======== Extracted data
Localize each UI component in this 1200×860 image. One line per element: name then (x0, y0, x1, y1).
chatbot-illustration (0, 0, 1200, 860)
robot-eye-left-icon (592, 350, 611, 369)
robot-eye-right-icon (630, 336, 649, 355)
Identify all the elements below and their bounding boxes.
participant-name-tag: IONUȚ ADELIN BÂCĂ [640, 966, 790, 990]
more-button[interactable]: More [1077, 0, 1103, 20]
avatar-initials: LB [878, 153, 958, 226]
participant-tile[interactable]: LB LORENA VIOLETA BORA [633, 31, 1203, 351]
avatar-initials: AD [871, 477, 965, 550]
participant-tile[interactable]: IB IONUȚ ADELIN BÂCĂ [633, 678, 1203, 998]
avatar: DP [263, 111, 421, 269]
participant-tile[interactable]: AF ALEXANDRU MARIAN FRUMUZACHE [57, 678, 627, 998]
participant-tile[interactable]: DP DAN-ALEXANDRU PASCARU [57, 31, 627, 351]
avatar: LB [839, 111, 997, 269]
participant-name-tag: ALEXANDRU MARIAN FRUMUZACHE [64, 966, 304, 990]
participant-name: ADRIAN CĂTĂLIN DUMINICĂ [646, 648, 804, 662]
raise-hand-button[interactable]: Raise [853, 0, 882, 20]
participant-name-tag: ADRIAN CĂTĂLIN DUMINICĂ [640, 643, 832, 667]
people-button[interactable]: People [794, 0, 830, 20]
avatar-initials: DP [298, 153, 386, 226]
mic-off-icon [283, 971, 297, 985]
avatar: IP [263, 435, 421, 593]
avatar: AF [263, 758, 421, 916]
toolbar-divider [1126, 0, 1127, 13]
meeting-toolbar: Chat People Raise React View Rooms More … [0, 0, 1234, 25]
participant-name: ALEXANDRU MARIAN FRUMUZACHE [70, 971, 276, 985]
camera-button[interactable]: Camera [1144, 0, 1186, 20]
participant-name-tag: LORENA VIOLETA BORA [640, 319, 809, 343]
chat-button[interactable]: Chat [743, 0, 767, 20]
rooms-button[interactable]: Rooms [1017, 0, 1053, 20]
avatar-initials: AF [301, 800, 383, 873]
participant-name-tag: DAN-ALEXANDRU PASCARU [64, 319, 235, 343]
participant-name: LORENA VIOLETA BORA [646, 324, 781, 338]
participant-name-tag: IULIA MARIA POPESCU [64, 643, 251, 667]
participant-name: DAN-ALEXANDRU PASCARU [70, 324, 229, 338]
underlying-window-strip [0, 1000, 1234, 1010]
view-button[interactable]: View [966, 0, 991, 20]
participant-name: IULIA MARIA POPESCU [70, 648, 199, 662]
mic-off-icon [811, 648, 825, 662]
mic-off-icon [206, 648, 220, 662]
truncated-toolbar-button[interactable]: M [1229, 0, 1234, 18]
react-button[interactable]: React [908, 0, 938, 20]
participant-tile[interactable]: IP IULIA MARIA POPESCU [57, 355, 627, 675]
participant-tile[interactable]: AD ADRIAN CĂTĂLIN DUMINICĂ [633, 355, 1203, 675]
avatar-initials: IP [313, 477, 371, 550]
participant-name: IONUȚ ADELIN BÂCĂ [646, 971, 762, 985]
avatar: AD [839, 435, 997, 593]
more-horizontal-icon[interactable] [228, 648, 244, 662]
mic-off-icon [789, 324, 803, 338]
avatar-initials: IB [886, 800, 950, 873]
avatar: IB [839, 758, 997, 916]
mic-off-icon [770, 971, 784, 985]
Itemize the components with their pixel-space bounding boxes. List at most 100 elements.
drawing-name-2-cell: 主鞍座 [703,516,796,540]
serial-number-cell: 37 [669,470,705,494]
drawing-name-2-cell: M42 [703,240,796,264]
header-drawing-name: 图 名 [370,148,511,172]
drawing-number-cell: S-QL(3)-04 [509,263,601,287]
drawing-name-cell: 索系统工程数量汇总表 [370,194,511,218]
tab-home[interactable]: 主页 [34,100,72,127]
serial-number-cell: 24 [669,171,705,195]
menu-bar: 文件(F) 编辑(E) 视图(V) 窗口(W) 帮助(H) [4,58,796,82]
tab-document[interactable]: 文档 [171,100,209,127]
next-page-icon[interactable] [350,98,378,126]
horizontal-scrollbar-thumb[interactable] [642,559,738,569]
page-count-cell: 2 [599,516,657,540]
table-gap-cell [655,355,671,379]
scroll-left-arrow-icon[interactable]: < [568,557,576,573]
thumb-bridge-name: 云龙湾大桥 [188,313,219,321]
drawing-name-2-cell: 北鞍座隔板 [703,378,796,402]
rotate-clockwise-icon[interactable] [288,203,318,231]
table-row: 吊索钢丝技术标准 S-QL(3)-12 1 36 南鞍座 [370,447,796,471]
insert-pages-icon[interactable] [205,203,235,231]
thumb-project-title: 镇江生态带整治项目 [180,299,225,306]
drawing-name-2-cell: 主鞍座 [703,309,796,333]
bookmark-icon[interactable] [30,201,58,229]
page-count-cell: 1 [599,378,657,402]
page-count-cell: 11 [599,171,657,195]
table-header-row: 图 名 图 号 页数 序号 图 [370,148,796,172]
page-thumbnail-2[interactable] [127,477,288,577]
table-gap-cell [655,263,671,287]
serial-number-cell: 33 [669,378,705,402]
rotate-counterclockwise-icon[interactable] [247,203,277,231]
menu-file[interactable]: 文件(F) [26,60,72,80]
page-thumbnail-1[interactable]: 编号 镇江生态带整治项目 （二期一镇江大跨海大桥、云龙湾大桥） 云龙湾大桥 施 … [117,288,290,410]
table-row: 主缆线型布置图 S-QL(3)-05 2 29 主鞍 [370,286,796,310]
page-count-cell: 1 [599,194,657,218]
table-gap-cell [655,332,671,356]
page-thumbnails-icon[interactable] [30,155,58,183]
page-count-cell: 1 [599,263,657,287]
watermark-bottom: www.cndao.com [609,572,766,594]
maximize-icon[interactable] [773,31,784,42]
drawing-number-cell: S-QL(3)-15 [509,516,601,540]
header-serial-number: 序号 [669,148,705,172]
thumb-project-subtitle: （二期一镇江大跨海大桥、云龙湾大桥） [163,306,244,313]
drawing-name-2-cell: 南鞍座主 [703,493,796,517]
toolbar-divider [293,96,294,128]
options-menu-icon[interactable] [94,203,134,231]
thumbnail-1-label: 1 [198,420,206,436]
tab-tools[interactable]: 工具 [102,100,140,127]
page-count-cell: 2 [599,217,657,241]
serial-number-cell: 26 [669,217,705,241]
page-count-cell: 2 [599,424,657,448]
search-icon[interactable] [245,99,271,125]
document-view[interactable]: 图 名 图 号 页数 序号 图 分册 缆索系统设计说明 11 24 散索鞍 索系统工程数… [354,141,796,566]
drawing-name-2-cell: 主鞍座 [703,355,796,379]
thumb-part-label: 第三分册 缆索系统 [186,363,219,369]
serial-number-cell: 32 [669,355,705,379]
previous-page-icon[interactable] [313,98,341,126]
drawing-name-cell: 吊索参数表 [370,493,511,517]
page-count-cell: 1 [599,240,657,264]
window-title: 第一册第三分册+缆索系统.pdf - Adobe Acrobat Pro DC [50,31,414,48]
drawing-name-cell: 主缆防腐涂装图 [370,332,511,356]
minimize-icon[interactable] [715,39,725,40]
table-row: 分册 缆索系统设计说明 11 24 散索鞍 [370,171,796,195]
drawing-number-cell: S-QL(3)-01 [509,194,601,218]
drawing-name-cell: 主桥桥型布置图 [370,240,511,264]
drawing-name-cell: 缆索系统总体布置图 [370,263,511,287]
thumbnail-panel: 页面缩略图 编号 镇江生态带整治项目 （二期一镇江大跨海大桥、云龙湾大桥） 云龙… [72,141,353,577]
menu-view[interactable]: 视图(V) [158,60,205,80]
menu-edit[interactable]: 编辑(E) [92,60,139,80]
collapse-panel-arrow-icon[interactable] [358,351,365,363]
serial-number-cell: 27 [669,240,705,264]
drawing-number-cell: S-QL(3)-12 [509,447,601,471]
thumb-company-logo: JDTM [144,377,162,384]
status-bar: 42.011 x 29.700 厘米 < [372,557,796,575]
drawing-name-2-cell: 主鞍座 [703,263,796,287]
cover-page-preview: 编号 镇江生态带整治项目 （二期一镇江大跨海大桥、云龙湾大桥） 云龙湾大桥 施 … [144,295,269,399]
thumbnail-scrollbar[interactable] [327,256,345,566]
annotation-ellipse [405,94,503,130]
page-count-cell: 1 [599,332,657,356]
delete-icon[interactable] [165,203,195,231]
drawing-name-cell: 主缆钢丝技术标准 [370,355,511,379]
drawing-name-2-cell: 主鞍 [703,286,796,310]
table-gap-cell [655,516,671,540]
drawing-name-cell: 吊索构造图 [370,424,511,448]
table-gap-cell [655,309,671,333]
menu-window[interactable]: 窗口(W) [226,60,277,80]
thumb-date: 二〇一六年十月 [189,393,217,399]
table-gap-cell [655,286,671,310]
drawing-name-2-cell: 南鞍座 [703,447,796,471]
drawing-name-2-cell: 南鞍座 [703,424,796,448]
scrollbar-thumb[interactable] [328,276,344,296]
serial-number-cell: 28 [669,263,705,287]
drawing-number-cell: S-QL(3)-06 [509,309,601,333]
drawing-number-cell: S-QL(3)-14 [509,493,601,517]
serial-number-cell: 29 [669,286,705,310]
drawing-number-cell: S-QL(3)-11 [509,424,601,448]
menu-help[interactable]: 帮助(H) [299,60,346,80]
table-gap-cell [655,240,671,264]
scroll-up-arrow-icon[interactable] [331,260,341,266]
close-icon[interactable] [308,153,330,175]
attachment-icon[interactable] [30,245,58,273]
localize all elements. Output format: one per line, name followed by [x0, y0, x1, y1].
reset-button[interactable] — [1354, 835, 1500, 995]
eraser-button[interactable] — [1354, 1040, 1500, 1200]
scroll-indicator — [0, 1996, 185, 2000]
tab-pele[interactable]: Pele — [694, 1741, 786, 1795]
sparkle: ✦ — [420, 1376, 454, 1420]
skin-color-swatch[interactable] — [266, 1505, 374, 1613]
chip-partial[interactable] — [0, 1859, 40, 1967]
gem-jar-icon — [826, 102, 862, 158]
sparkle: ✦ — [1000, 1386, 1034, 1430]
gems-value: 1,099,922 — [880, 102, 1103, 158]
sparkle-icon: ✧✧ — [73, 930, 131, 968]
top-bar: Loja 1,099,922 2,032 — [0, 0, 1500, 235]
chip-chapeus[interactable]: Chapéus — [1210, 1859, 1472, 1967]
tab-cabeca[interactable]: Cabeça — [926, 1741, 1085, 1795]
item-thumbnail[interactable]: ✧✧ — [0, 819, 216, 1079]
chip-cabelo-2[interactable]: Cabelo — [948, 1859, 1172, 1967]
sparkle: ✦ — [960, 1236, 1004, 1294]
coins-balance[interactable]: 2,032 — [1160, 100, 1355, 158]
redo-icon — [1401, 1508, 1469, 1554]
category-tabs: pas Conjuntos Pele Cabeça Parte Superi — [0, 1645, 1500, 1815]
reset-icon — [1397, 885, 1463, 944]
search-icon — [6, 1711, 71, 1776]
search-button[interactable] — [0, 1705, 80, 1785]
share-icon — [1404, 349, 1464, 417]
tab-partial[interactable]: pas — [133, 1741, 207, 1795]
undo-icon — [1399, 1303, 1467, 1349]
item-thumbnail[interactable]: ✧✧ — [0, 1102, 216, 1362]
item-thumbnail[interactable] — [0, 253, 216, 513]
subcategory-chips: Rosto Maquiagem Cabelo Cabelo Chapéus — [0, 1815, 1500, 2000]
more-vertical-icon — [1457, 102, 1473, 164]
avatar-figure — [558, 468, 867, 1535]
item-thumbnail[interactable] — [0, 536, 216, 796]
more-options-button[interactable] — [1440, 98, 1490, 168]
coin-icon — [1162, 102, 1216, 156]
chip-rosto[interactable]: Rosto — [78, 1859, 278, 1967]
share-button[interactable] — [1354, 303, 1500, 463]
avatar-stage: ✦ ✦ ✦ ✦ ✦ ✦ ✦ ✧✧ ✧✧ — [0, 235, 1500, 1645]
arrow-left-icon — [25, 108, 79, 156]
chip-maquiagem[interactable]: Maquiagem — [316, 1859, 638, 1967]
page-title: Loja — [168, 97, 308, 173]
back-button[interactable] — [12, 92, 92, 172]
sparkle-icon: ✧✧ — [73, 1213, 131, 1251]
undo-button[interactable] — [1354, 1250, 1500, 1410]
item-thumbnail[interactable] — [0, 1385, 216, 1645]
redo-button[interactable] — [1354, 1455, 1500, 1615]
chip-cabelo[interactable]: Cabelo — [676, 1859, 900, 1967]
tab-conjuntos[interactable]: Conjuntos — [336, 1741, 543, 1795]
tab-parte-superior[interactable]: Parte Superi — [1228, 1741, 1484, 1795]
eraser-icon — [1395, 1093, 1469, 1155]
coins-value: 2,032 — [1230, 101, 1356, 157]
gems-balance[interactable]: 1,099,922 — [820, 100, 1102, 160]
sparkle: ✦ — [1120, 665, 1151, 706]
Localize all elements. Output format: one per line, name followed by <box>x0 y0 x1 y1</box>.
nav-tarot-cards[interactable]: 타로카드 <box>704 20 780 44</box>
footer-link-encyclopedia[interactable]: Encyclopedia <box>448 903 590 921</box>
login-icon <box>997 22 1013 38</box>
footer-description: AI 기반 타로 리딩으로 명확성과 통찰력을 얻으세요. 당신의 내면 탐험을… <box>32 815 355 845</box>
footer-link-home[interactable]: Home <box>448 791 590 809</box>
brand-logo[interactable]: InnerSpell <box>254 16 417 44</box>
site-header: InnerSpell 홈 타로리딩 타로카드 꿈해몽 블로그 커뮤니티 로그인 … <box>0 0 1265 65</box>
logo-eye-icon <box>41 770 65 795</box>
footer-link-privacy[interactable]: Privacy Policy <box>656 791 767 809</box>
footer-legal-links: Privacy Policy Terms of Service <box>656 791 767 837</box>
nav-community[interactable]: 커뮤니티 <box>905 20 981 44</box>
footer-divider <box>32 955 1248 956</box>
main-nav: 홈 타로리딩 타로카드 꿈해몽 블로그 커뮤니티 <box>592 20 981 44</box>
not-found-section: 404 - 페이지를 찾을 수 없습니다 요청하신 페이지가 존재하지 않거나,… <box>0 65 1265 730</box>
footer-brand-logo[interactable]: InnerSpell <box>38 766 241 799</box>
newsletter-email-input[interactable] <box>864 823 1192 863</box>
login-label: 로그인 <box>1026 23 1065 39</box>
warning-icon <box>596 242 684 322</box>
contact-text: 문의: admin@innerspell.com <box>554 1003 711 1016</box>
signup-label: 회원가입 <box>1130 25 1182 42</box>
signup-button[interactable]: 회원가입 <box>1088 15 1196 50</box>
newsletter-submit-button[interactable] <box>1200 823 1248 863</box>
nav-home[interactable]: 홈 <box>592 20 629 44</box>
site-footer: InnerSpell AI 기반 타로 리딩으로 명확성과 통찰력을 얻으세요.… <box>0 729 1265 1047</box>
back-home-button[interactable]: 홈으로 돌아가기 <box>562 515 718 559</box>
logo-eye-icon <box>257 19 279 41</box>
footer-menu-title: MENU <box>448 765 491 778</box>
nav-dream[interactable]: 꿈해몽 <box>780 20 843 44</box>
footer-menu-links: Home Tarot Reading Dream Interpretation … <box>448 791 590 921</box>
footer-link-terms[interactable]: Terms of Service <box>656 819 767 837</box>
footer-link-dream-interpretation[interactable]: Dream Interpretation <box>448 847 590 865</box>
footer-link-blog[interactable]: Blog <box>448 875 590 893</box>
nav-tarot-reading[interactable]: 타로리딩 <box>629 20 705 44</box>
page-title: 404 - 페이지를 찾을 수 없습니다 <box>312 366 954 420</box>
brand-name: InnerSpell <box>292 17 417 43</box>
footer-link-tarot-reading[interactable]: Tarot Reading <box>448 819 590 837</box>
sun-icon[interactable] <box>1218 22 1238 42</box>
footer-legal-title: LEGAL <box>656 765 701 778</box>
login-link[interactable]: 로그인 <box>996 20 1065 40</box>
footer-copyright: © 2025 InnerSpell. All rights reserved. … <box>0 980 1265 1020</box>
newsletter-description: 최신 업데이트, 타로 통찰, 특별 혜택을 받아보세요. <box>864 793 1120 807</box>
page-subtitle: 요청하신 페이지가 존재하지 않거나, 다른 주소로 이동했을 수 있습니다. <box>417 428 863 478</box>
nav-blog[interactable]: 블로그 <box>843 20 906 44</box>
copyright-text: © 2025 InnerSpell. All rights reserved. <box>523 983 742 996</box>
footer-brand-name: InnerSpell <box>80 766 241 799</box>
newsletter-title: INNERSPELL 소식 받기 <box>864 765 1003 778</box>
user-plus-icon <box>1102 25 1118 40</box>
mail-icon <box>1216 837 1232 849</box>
================
=== Short exercise ===
Format the entries, starting at the beginning and ending at the line that contains "underlying-window-strip [0, 1000, 1234, 1010]", as a numbered list, leaving out any blank lines.

=== Expected answer ===
1. Localize each UI component in this 1200×860 image. One line per element: name then (x0, y0, x1, y1).
2. chatbot-illustration (0, 0, 1200, 860)
3. robot-eye-left-icon (592, 350, 611, 369)
4. robot-eye-right-icon (630, 336, 649, 355)
5. Identify all the elements below and their bounding boxes.
6. participant-name-tag: IONUȚ ADELIN BÂCĂ [640, 966, 790, 990]
7. more-button[interactable]: More [1077, 0, 1103, 20]
8. avatar-initials: LB [878, 153, 958, 226]
9. participant-tile[interactable]: LB LORENA VIOLETA BORA [633, 31, 1203, 351]
10. avatar-initials: AD [871, 477, 965, 550]
11. participant-tile[interactable]: IB IONUȚ ADELIN BÂCĂ [633, 678, 1203, 998]
12. avatar: DP [263, 111, 421, 269]
13. participant-tile[interactable]: AF ALEXANDRU MARIAN FRUMUZACHE [57, 678, 627, 998]
14. participant-tile[interactable]: DP DAN-ALEXANDRU PASCARU [57, 31, 627, 351]
15. avatar: LB [839, 111, 997, 269]
16. participant-name-tag: ALEXANDRU MARIAN FRUMUZACHE [64, 966, 304, 990]
17. participant-name: ADRIAN CĂTĂLIN DUMINICĂ [646, 648, 804, 662]
18. raise-hand-button[interactable]: Raise [853, 0, 882, 20]
19. participant-name-tag: ADRIAN CĂTĂLIN DUMINICĂ [640, 643, 832, 667]
20. people-button[interactable]: People [794, 0, 830, 20]
21. avatar-initials: DP [298, 153, 386, 226]
22. mic-off-icon [283, 971, 297, 985]
23. avatar: IP [263, 435, 421, 593]
24. avatar: AF [263, 758, 421, 916]
25. toolbar-divider [1126, 0, 1127, 13]
26. meeting-toolbar: Chat People Raise React View Rooms More … [0, 0, 1234, 25]
27. participant-name: ALEXANDRU MARIAN FRUMUZACHE [70, 971, 276, 985]
28. camera-button[interactable]: Camera [1144, 0, 1186, 20]
29. participant-name-tag: LORENA VIOLETA BORA [640, 319, 809, 343]
30. chat-button[interactable]: Chat [743, 0, 767, 20]
31. rooms-button[interactable]: Rooms [1017, 0, 1053, 20]
32. avatar-initials: AF [301, 800, 383, 873]
33. participant-name-tag: DAN-ALEXANDRU PASCARU [64, 319, 235, 343]
34. participant-name: LORENA VIOLETA BORA [646, 324, 781, 338]
35. participant-name-tag: IULIA MARIA POPESCU [64, 643, 251, 667]
36. participant-name: DAN-ALEXANDRU PASCARU [70, 324, 229, 338]
37. underlying-window-strip [0, 1000, 1234, 1010]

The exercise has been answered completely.